Detalhes do problema => Transcreva sem nenhuma alteração as linhas da listagem que vão do início dela até a linha que contém "column-header[interactable]: L-lin wid", incluindo esta última.

Material a processar =>
━━━
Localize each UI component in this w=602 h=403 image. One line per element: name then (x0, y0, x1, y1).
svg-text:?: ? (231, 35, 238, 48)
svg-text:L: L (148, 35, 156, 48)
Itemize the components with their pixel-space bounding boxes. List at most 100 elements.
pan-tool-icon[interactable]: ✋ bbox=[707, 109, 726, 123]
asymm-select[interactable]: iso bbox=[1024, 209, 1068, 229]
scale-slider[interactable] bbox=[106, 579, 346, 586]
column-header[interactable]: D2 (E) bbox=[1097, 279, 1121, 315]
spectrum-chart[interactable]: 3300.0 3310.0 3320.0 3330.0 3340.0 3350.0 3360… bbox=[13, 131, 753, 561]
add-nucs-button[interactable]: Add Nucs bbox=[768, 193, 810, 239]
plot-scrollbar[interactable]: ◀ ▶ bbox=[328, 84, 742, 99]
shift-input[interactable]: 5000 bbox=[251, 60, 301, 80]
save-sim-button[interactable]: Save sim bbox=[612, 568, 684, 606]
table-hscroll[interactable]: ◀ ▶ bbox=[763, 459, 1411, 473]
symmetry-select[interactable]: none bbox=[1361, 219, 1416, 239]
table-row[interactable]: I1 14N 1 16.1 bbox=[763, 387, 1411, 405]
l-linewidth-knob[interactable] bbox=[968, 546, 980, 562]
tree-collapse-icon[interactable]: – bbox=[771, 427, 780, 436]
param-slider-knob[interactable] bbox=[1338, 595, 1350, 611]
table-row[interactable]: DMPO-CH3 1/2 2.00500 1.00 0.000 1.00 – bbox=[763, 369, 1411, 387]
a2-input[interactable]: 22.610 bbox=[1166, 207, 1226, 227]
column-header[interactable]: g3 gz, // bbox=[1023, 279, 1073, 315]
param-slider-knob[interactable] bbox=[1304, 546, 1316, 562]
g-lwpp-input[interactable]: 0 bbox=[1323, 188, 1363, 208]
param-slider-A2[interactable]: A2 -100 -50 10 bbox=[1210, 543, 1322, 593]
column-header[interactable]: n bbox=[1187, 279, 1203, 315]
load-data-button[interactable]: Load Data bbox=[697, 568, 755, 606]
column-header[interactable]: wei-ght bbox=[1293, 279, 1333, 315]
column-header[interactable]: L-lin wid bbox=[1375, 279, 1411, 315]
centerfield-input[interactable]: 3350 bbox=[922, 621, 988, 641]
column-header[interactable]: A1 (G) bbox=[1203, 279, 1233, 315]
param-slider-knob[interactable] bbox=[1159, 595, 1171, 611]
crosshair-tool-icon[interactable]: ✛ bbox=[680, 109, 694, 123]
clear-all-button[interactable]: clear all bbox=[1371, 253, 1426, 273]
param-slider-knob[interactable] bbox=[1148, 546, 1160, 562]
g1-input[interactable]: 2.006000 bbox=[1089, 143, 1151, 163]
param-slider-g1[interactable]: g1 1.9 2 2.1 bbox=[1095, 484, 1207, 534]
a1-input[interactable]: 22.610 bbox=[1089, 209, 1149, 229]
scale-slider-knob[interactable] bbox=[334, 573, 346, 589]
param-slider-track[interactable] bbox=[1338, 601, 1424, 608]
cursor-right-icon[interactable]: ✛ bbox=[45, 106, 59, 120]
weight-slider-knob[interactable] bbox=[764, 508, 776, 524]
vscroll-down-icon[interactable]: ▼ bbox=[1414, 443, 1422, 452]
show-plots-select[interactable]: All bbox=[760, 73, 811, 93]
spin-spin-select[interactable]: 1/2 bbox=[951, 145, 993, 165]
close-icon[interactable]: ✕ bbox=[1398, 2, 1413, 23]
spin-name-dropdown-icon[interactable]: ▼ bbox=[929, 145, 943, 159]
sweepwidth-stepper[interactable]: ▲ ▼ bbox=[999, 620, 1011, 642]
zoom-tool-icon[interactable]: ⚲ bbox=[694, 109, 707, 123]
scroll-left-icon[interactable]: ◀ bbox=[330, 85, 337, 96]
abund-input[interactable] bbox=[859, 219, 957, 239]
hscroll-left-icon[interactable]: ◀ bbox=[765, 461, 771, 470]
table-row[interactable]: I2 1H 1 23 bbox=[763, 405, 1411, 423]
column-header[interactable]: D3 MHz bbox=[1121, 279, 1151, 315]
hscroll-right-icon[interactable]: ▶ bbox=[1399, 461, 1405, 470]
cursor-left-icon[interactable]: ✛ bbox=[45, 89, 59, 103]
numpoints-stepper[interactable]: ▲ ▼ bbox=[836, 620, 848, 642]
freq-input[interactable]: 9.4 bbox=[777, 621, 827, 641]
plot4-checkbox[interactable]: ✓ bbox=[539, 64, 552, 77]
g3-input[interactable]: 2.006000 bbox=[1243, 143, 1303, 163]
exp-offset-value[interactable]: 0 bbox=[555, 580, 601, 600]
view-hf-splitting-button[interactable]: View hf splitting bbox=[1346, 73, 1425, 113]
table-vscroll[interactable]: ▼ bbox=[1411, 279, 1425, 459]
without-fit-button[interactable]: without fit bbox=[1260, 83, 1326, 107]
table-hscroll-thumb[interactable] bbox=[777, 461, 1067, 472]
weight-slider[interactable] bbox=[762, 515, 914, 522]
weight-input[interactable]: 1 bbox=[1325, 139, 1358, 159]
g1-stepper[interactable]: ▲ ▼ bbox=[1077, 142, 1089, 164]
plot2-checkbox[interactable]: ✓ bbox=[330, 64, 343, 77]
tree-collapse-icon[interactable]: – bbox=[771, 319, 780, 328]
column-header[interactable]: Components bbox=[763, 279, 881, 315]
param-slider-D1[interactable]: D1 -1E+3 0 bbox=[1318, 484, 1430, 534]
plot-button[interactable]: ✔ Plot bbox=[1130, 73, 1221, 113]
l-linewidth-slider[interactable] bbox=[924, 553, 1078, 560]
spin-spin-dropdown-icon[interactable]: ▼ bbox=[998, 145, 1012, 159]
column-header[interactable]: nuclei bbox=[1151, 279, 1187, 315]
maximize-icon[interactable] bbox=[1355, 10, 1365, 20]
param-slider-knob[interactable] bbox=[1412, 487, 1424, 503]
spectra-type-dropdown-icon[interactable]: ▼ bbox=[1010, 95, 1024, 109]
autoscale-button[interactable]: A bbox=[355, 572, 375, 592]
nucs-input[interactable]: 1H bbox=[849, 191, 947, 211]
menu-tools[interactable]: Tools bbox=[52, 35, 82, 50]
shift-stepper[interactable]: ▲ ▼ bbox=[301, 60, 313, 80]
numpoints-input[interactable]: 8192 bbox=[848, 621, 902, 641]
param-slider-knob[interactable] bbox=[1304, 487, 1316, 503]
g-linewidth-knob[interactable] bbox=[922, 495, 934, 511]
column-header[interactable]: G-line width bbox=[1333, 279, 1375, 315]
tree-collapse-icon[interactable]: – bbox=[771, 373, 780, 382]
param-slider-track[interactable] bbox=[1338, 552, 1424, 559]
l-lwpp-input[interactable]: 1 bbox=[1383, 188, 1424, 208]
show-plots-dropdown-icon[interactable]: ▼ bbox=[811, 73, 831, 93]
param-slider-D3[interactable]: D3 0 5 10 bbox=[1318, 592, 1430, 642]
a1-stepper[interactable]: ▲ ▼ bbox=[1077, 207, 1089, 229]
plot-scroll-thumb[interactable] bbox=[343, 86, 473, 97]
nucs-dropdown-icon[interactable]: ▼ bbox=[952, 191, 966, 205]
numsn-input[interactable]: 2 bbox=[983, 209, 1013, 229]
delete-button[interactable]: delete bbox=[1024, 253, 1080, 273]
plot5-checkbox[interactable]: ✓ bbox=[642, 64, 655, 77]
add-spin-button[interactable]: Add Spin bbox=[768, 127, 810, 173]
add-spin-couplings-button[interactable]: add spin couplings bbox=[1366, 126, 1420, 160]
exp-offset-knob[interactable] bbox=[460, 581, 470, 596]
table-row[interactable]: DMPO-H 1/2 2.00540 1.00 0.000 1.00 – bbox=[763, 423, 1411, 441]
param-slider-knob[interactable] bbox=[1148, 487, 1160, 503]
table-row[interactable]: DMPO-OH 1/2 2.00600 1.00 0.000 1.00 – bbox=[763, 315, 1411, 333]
━━━
Resposta ao exercício =>
Localize each UI component in this w=602 h=403 image. One line per element: name then (x0, y0, x1, y1).
svg-text:?: ? (231, 35, 238, 48)
svg-text:L: L (148, 35, 156, 48)
Itemize the components with their pixel-space bounding boxes. List at most 100 elements.
pan-tool-icon[interactable]: ✋ bbox=[707, 109, 726, 123]
asymm-select[interactable]: iso bbox=[1024, 209, 1068, 229]
scale-slider[interactable] bbox=[106, 579, 346, 586]
column-header[interactable]: D2 (E) bbox=[1097, 279, 1121, 315]
spectrum-chart[interactable]: 3300.0 3310.0 3320.0 3330.0 3340.0 3350.0 3360… bbox=[13, 131, 753, 561]
add-nucs-button[interactable]: Add Nucs bbox=[768, 193, 810, 239]
plot-scrollbar[interactable]: ◀ ▶ bbox=[328, 84, 742, 99]
shift-input[interactable]: 5000 bbox=[251, 60, 301, 80]
save-sim-button[interactable]: Save sim bbox=[612, 568, 684, 606]
table-hscroll[interactable]: ◀ ▶ bbox=[763, 459, 1411, 473]
symmetry-select[interactable]: none bbox=[1361, 219, 1416, 239]
table-row[interactable]: I1 14N 1 16.1 bbox=[763, 387, 1411, 405]
l-linewidth-knob[interactable] bbox=[968, 546, 980, 562]
tree-collapse-icon[interactable]: – bbox=[771, 427, 780, 436]
param-slider-knob[interactable] bbox=[1338, 595, 1350, 611]
table-row[interactable]: DMPO-CH3 1/2 2.00500 1.00 0.000 1.00 – bbox=[763, 369, 1411, 387]
a2-input[interactable]: 22.610 bbox=[1166, 207, 1226, 227]
column-header[interactable]: g3 gz, // bbox=[1023, 279, 1073, 315]
param-slider-knob[interactable] bbox=[1304, 546, 1316, 562]
g-lwpp-input[interactable]: 0 bbox=[1323, 188, 1363, 208]
param-slider-A2[interactable]: A2 -100 -50 10 bbox=[1210, 543, 1322, 593]
column-header[interactable]: n bbox=[1187, 279, 1203, 315]
load-data-button[interactable]: Load Data bbox=[697, 568, 755, 606]
column-header[interactable]: wei-ght bbox=[1293, 279, 1333, 315]
column-header[interactable]: L-lin wid bbox=[1375, 279, 1411, 315]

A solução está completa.